» 所给文本:
概述
本节分析下服务端请求处理流程(以NIO方式为例),主要通过责任链模式中的三个processor进行处理,PrepRequestProcessor ~ SyncRequestProcessor ~ FinalRequestProcessor;
流程分析
1. NIO服务端run循环
public void run() {
while (!ss.socket().isClosed()) {
try {
selector.select(1000);
Set selected;
synchronized (this) {
selected = selector.selectedKeys();
}
ArrayList selectedList = new ArrayList(selected);
Collections.shuffle(selectedList);
for (SelectionKey k : selectedList) {
......
else if ((k.readyOps() & (SelectionKey.OP_READ | SelectionKey.OP_WRITE)) != 0) {
NIOServerCnxn c = (NIOServerCnxn) k.attachment();
c.doIO(k);
}
......
}
selected.clear();
}
......
}
......
}
-
selector.select(1000)
每次select最多阻塞1s; -
c.doIO(k)

» 任务目标 a: 判断下列三条陈述是否与上文关于服务端请求处理流程的文本相符：(i) 本节以BIO方式为例分析请求处理流程；(ii) 请求主要由责任链模式中的三个processor处理；(iii) 每次select最多阻塞1s。请逐条回答“是”或“否”，并原样引用文本中起决定作用的词句。

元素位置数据
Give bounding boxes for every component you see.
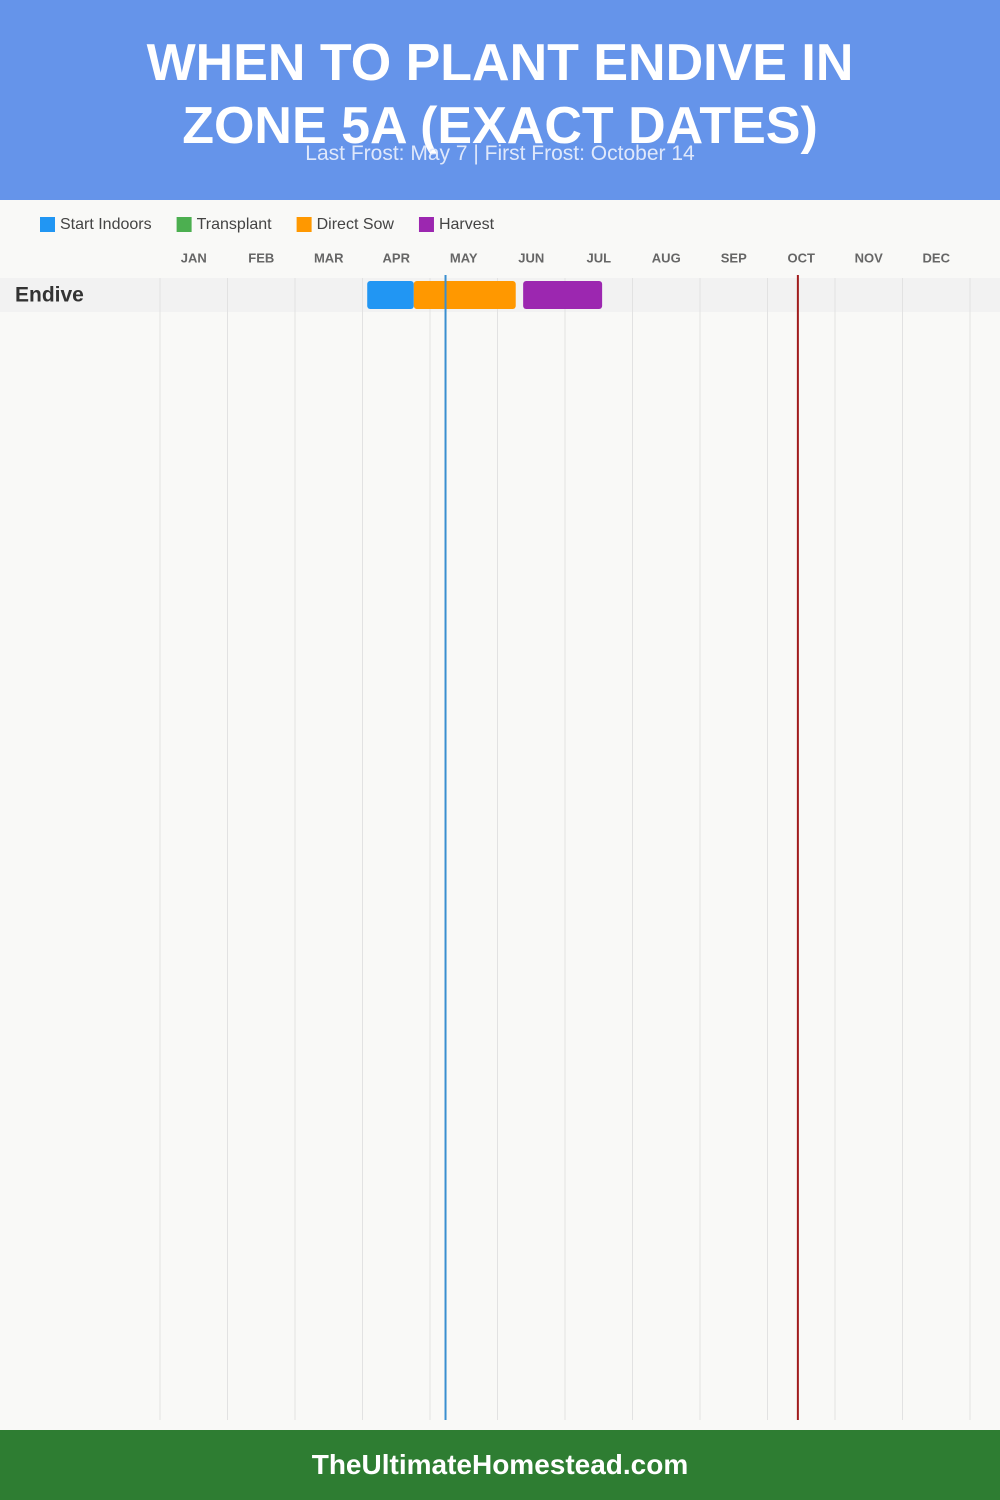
legend-label: Start Indoors: [60, 216, 152, 233]
header: WHEN TO PLANT ENDIVE IN ZONE 5A (EXACT D…: [0, 0, 1000, 200]
x-tick-label: AUG: [652, 250, 681, 265]
footer: TheUltimateHomestead.com: [0, 1430, 1000, 1500]
x-tick-label: JUN: [518, 250, 544, 265]
x-tick-label: JAN: [181, 250, 207, 265]
bar: [367, 281, 414, 309]
x-tick-label: DEC: [923, 250, 951, 265]
x-tick-label: SEP: [721, 250, 747, 265]
x-tick-label: OCT: [788, 250, 816, 265]
legend-label: Transplant: [197, 216, 273, 233]
x-tick-label: FEB: [248, 250, 274, 265]
chart-title: WHEN TO PLANT ENDIVE IN ZONE 5A (EXACT D…: [146, 34, 854, 155]
row-label: Endive: [15, 284, 84, 307]
chart-subtitle: Last Frost: May 7 | First Frost: October…: [305, 142, 695, 165]
x-tick-label: MAY: [450, 250, 478, 265]
x-tick-label: JUL: [586, 250, 611, 265]
legend-label: Direct Sow: [317, 216, 395, 233]
legend-label: Harvest: [439, 216, 495, 233]
chart: Endive JAN FEB MAR APR MAY JUN JUL AUG SEP OCT NOV D…: [0, 216, 1000, 1420]
legend-swatch: [418, 217, 434, 232]
legend-swatch: [296, 217, 312, 232]
bar: [523, 281, 603, 309]
x-tick-label: MAR: [314, 250, 344, 265]
x-tick-label: NOV: [855, 250, 884, 265]
bar: [413, 281, 516, 309]
x-tick-label: APR: [383, 250, 411, 265]
legend-swatch: [40, 217, 55, 232]
legend-swatch: [176, 217, 192, 232]
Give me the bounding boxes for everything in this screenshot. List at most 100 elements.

» 任务目标 b: 请打印记录中的这些行：从包含“legend-label: Start Indoors: [60, 216, 152, 233]”的那一行开始，到记录的最后一行结束，首尾两行都包括在内，逐字照录。

» 完整输出 a:
(i) 否：“以NIO方式为例”
(ii) 是：“主要通过责任链模式中的三个processor进行处理”
(iii) 是：“每次select最多阻塞1s”

» 完整输出 b:
legend-label: Start Indoors: [60, 216, 152, 233]
header: WHEN TO PLANT ENDIVE IN ZONE 5A (EXACT D…: [0, 0, 1000, 200]
x-tick-label: AUG: [652, 250, 681, 265]
footer: TheUltimateHomestead.com: [0, 1430, 1000, 1500]
x-tick-label: JUN: [518, 250, 544, 265]
x-tick-label: JAN: [181, 250, 207, 265]
bar: [367, 281, 414, 309]
x-tick-label: DEC: [923, 250, 951, 265]
x-tick-label: SEP: [721, 250, 747, 265]
x-tick-label: OCT: [788, 250, 816, 265]
legend-label: Transplant: [197, 216, 273, 233]
x-tick-label: FEB: [248, 250, 274, 265]
chart-title: WHEN TO PLANT ENDIVE IN ZONE 5A (EXACT D…: [146, 34, 854, 155]
row-label: Endive: [15, 284, 84, 307]
chart-subtitle: Last Frost: May 7 | First Frost: October…: [305, 142, 695, 165]
x-tick-label: MAY: [450, 250, 478, 265]
x-tick-label: JUL: [586, 250, 611, 265]
legend-label: Direct Sow: [317, 216, 395, 233]
legend-label: Harvest: [439, 216, 495, 233]
chart: Endive JAN FEB MAR APR MAY JUN JUL AUG SEP OCT NOV D…: [0, 216, 1000, 1420]
legend-swatch: [418, 217, 434, 232]
legend-swatch: [296, 217, 312, 232]
bar: [523, 281, 603, 309]
x-tick-label: MAR: [314, 250, 344, 265]
x-tick-label: NOV: [855, 250, 884, 265]
bar: [413, 281, 516, 309]
x-tick-label: APR: [383, 250, 411, 265]
legend-swatch: [40, 217, 55, 232]
legend-swatch: [176, 217, 192, 232]
Give me the bounding boxes for everything in this screenshot. List at most 100 elements.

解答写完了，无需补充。